抜粋した文章:
点と平面の距離

ある平面 \(ax+by+cz+d=0\) と点P \((x_0, y_0, z_0)\) との距離 \(D\) は、次の式で求められます。

\[ D = \frac{|ax_0+by_0+cz_0+d|}{\sqrt{a^2+b^2+c^2}} \]

距離は英語で Distance です。そのためここで記号は D を使っています。

なぜこれで平面と点との距離が求められるのか、考えてみましょう。

点 P から平面に下ろした垂線の足を点 R とします。平面と点P \((x_0,y_0,z_0)\) との距離 \(D\) というのは、PR の長さ \(\overline{PR}\) のことです。

さて、平面上の任意の点Q \((x_1,y_1,z_1)\) を考えると、点\(P\)、点\(Q\)、点\(R\) の3点を通る平面は次の図のようになります。

この関係から、\(\overline{PR}\) はベクトル \(\overrightarrow{QP}\) の法線方向の成分の大きさであることがわかります。

ここで「成分」と言わずわざわざ「成分の大きさ」と言っているのは、例えば座標の関係から法線方向の成分がマイナスとなる場合もあるからです。 この場合はその成分の絶対値 (大きさ) が距離を表します。

ここで少しおさらいをしておきます。

一般に、あるベクトル \(\overrightarrow{A}\) のベクトル \(\overrightarrow{B}\) 向きの成分を取り出すには、 「ベクトル \(\overrightarrow{B}\) 向きの単位ベクトル」と \(\overrightarrow{A}\) との内積を計算することによって求められます。

「ベクトル \(\overrightarrow{B}\) 向きの単位ベクトル」というのは、\(\overrightarrow{B}\) を \(\overrightarrow{B}\) 自身の大きさ \(\|\overrightarrow{B}\|\) で割れば単位ベクトルになります。(例えば、大きさ \(10\) のベクトルは大きさを \(10\) で割れば大きさ \(1\) のベクトル(すなわち単位ベクトル)になりますよね)

さて、平面 \(ax+by+cz+d=0\) の法線ベクトルを \(\overrightarrow{n}\) とすると、法線向きの単位ベクトルは \(\displaystyle\frac{\overrightarrow{n}}{\|\overrightarrow{n}\|}\) です。

平面の法線ベクトルについては、「平面と法線ベクトル」をみてください。

よって、\(\overrightarrow{QP}\) の法線方向の成分の大きさ \(\overline{PR}\) は、次の式で求められます。

提供データ:
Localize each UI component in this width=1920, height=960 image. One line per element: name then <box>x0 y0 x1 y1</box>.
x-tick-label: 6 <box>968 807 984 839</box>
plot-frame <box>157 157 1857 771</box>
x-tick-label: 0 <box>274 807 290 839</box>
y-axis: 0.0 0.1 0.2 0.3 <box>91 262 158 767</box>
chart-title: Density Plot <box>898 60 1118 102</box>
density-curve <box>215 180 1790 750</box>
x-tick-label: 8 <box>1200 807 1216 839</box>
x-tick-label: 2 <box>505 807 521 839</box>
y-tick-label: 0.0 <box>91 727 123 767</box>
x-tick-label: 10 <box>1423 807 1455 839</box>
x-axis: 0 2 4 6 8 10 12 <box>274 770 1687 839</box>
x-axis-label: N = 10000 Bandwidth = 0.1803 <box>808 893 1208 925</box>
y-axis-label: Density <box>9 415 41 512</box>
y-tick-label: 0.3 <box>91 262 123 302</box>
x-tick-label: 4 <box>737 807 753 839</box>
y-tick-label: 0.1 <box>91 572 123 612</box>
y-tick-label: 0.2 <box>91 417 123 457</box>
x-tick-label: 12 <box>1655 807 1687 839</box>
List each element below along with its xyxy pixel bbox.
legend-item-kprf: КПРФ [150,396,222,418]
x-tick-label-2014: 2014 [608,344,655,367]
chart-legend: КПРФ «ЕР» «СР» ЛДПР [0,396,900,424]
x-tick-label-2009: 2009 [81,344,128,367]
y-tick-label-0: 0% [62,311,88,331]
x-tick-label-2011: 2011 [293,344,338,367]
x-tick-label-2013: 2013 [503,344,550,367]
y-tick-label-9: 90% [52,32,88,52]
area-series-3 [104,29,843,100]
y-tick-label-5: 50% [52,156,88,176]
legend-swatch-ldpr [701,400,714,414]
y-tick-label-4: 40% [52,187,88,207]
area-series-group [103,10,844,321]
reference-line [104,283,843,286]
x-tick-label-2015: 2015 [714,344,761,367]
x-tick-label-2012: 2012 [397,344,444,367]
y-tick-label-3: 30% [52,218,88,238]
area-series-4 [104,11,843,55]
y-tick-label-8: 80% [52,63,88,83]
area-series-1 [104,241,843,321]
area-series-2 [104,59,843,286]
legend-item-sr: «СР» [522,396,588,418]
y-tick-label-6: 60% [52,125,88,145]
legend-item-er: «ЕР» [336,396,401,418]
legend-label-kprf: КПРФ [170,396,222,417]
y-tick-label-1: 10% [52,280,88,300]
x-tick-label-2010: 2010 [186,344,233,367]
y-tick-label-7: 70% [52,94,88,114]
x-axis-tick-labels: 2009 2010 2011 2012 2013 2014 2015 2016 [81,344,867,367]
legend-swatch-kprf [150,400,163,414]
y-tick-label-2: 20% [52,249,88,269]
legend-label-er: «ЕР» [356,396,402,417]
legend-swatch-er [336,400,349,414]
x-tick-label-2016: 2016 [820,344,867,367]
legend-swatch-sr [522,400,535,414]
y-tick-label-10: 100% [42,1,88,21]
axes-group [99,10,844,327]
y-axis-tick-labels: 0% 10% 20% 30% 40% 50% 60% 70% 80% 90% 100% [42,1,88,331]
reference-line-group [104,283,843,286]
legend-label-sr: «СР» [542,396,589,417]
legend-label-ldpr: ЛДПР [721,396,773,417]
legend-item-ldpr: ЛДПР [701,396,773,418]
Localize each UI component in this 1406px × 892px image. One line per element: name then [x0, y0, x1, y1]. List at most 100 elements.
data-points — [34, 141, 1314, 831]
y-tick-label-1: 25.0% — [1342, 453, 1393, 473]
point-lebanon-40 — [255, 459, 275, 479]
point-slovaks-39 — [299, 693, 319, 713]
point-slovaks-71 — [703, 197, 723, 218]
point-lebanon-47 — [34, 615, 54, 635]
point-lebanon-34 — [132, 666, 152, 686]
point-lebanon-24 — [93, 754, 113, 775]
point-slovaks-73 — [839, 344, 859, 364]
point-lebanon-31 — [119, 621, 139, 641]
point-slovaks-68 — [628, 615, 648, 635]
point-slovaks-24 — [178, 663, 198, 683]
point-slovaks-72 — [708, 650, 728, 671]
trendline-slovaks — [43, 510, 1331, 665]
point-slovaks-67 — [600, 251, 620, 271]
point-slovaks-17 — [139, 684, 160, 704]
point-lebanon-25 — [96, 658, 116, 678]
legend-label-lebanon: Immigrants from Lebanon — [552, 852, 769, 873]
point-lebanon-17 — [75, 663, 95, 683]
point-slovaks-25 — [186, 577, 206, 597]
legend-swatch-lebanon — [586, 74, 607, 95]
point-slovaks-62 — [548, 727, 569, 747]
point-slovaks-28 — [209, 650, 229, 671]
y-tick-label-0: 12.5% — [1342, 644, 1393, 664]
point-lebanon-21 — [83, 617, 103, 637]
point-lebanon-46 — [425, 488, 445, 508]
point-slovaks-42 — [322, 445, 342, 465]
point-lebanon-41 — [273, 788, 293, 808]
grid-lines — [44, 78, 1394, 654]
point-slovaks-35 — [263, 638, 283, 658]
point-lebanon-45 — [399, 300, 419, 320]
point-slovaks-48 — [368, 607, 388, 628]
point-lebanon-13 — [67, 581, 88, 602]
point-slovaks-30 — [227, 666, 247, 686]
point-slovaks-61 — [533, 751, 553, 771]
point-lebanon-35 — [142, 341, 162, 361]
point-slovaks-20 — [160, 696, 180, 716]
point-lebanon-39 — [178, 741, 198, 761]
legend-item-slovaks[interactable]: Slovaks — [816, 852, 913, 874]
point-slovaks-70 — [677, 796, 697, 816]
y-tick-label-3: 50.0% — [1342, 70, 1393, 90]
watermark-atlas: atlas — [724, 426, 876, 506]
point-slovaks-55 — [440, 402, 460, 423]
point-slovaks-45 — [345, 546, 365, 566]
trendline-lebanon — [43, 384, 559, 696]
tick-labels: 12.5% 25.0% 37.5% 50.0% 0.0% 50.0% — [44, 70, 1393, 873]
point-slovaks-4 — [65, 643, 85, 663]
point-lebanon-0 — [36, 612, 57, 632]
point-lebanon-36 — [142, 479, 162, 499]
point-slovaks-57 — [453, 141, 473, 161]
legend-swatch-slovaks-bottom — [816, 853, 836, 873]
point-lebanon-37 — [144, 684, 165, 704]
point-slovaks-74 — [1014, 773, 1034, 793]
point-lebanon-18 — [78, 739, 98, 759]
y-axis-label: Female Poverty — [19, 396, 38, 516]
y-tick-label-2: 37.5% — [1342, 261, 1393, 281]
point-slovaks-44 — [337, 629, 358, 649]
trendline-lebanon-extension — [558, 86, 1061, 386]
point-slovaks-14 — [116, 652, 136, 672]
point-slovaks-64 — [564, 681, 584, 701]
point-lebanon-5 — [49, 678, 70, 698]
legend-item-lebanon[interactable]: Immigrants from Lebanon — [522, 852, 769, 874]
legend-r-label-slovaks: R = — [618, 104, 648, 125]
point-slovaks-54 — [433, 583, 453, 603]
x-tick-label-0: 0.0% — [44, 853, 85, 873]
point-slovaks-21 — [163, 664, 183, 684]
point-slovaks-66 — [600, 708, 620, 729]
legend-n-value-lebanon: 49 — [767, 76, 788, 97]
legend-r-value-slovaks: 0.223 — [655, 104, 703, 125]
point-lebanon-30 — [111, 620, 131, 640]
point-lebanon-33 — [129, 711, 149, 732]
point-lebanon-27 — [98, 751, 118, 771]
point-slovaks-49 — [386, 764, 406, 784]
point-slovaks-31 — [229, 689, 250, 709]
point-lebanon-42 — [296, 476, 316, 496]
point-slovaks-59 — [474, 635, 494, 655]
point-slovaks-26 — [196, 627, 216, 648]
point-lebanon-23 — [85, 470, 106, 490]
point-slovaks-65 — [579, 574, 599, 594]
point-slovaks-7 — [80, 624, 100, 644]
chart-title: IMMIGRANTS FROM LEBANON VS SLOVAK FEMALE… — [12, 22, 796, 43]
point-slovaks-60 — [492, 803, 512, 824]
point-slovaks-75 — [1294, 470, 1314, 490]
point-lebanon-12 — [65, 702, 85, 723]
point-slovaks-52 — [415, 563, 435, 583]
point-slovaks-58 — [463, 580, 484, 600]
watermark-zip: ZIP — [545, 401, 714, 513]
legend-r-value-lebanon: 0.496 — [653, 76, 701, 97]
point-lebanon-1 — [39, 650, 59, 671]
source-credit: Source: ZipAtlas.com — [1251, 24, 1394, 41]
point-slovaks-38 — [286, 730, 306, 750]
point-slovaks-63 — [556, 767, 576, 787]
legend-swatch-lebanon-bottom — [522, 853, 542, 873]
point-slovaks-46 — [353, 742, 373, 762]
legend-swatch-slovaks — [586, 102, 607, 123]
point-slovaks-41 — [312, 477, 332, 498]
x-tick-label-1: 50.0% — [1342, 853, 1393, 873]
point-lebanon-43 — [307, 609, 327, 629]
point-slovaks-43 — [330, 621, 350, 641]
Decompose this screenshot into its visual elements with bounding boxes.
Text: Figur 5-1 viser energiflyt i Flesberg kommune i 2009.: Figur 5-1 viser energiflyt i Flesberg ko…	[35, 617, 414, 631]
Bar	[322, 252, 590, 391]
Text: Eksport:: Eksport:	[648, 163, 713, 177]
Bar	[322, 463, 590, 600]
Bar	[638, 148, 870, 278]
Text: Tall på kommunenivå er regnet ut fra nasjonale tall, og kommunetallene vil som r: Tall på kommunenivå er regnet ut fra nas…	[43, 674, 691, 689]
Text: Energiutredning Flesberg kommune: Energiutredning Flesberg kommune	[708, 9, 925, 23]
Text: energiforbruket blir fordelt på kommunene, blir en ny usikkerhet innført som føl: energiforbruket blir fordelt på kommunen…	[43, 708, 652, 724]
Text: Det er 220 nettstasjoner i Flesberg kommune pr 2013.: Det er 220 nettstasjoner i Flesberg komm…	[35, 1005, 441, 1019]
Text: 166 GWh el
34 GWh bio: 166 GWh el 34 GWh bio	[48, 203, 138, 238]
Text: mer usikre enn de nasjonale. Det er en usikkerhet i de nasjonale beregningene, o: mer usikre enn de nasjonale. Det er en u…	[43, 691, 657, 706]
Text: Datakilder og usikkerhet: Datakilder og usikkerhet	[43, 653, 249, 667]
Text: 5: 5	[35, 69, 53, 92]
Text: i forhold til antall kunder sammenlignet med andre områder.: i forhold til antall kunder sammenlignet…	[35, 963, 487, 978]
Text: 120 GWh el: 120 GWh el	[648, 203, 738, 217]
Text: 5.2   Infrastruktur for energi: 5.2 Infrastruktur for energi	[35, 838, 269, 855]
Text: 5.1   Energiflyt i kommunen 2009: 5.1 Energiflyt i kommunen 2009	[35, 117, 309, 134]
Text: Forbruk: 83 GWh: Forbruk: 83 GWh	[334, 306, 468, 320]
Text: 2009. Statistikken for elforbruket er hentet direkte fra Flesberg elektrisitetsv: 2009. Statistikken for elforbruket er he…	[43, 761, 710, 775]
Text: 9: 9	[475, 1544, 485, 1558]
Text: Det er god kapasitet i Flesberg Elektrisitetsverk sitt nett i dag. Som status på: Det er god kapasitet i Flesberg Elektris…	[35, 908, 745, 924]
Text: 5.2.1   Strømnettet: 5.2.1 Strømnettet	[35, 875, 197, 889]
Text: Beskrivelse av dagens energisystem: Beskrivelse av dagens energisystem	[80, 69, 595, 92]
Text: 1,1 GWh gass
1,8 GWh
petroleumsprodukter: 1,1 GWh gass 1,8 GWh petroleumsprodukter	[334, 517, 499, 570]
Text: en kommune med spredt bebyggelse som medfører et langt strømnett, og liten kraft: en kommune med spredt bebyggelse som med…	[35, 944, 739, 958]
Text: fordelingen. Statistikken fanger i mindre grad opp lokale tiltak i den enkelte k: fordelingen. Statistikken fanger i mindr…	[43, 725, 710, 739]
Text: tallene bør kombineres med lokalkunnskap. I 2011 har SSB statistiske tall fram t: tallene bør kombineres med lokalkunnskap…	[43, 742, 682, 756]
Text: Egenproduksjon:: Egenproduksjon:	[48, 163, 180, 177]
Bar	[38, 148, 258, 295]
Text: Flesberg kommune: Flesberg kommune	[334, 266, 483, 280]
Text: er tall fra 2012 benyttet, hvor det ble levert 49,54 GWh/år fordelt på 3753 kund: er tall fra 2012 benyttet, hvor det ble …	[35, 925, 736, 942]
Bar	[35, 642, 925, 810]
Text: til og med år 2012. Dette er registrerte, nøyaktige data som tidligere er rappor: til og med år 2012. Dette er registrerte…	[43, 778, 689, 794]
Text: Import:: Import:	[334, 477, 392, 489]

指示 A: 点と平面の距離の文章から、「さて、平面上の任意の点Q \((x_1,y_1,z_1)\) を考えると、点\(P\)、点\(Q\)、点\(R\)」から「この場合はその成分の絶対値 (大きさ) が距離を表します。」までを、そのことばも含めて一字も変えずに書き写してください。
指示 B: リストの最初から「x-tick-label: 8 <box>1200 807 1216 839</box>」がある行までを、その行も含めて、「行番号」と「内容」の2列のMarkdownの表に変換してください。空行は入れないでください。
上の文章とリストは、おたがいに何の関係もありません。

回答結果 A:
さて、平面上の任意の点Q \((x_1,y_1,z_1)\) を考えると、点\(P\)、点\(Q\)、点\(R\) の3点を通る平面は次の図のようになります。

この関係から、\(\overline{PR}\) はベクトル \(\overrightarrow{QP}\) の法線方向の成分の大きさであることがわかります。

ここで「成分」と言わずわざわざ「成分の大きさ」と言っているのは、例えば座標の関係から法線方向の成分がマイナスとなる場合もあるからです。 この場合はその成分の絶対値 (大きさ) が距離を表します。

回答結果 B:
| 行番号 | 内容 |
|---|---|
| 1 | Localize each UI component in this width=1920, height=960 image. One line per element: name then <box>x0 y0 x1 y1</box>. |
| 2 | x-tick-label: 6 <box>968 807 984 839</box> |
| 3 | plot-frame <box>157 157 1857 771</box> |
| 4 | x-tick-label: 0 <box>274 807 290 839</box> |
| 5 | y-axis: 0.0 0.1 0.2 0.3 <box>91 262 158 767</box> |
| 6 | chart-title: Density Plot <box>898 60 1118 102</box> |
| 7 | density-curve <box>215 180 1790 750</box> |
| 8 | x-tick-label: 8 <box>1200 807 1216 839</box> |